##### Records for this task

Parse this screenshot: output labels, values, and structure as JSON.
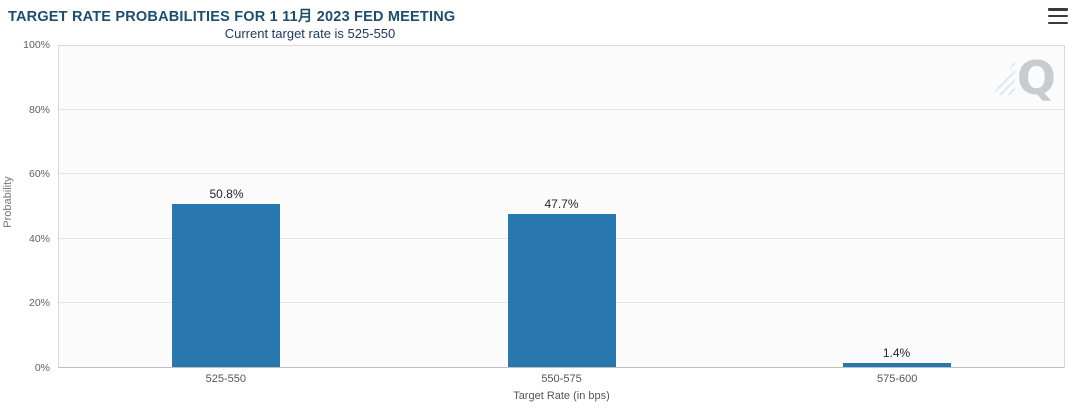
{
  "header": {
    "title": "TARGET RATE PROBABILITIES FOR 1 11月 2023 FED MEETING",
    "menu_icon": "hamburger-menu"
  },
  "watermark": {
    "letter": "Q"
  },
  "chart_data": {
    "type": "bar",
    "title": "Current target rate is 525-550",
    "categories": [
      "525-550",
      "550-575",
      "575-600"
    ],
    "values": [
      50.8,
      47.7,
      1.4
    ],
    "value_labels": [
      "50.8%",
      "47.7%",
      "1.4%"
    ],
    "xlabel": "Target Rate (in bps)",
    "ylabel": "Probability",
    "ylim": [
      0,
      100
    ],
    "yticks": [
      0,
      20,
      40,
      60,
      80,
      100
    ],
    "ytick_labels": [
      "0%",
      "20%",
      "40%",
      "60%",
      "80%",
      "100%"
    ],
    "bar_color": "#2878af",
    "grid": true,
    "legend": "none"
  }
}
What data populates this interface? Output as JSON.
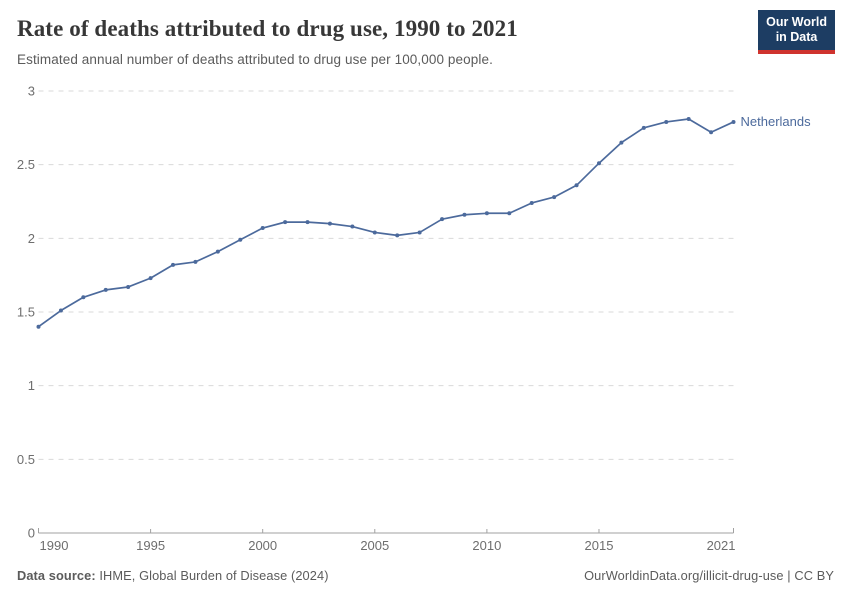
{
  "header": {
    "title": "Rate of deaths attributed to drug use, 1990 to 2021",
    "subtitle": "Estimated annual number of deaths attributed to drug use per 100,000 people.",
    "logo": {
      "line1": "Our World",
      "line2": "in Data"
    }
  },
  "chart_data": {
    "type": "line",
    "title": "Rate of deaths attributed to drug use, 1990 to 2021",
    "xlabel": "",
    "ylabel": "",
    "xlim": [
      1990,
      2021
    ],
    "ylim": [
      0,
      3
    ],
    "xticks": [
      1990,
      1995,
      2000,
      2005,
      2010,
      2015,
      2021
    ],
    "yticks": [
      0,
      0.5,
      1,
      1.5,
      2,
      2.5,
      3
    ],
    "grid": "horizontal-dashed",
    "legend_position": "end-of-line-label",
    "x": [
      1990,
      1991,
      1992,
      1993,
      1994,
      1995,
      1996,
      1997,
      1998,
      1999,
      2000,
      2001,
      2002,
      2003,
      2004,
      2005,
      2006,
      2007,
      2008,
      2009,
      2010,
      2011,
      2012,
      2013,
      2014,
      2015,
      2016,
      2017,
      2018,
      2019,
      2020,
      2021
    ],
    "series": [
      {
        "name": "Netherlands",
        "color": "#4c6a9c",
        "values": [
          1.4,
          1.51,
          1.6,
          1.65,
          1.67,
          1.73,
          1.82,
          1.84,
          1.91,
          1.99,
          2.07,
          2.11,
          2.11,
          2.1,
          2.08,
          2.04,
          2.02,
          2.04,
          2.13,
          2.16,
          2.17,
          2.17,
          2.24,
          2.28,
          2.36,
          2.51,
          2.65,
          2.75,
          2.79,
          2.81,
          2.72,
          2.79
        ]
      }
    ]
  },
  "footer": {
    "source_label": "Data source:",
    "source_text": " IHME, Global Burden of Disease (2024)",
    "credit": "OurWorldinData.org/illicit-drug-use | CC BY"
  },
  "colors": {
    "line": "#4c6a9c",
    "logo_bg": "#1d3d63",
    "logo_accent": "#cf332e",
    "gridline": "#dadada",
    "axis": "#a1a1a1",
    "tick_label": "#6e6e6e"
  }
}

##########

**The problem**
Copy each line from the data above that includes "drug".

**Result of the task**
    "title": "Rate of deaths attributed to drug use, 1990 to 2021",
    "subtitle": "Estimated annual number of deaths attributed to drug use per 100,000 people.",
    "title": "Rate of deaths attributed to drug use, 1990 to 2021",
    "credit": "OurWorldinData.org/illicit-drug-use | CC BY"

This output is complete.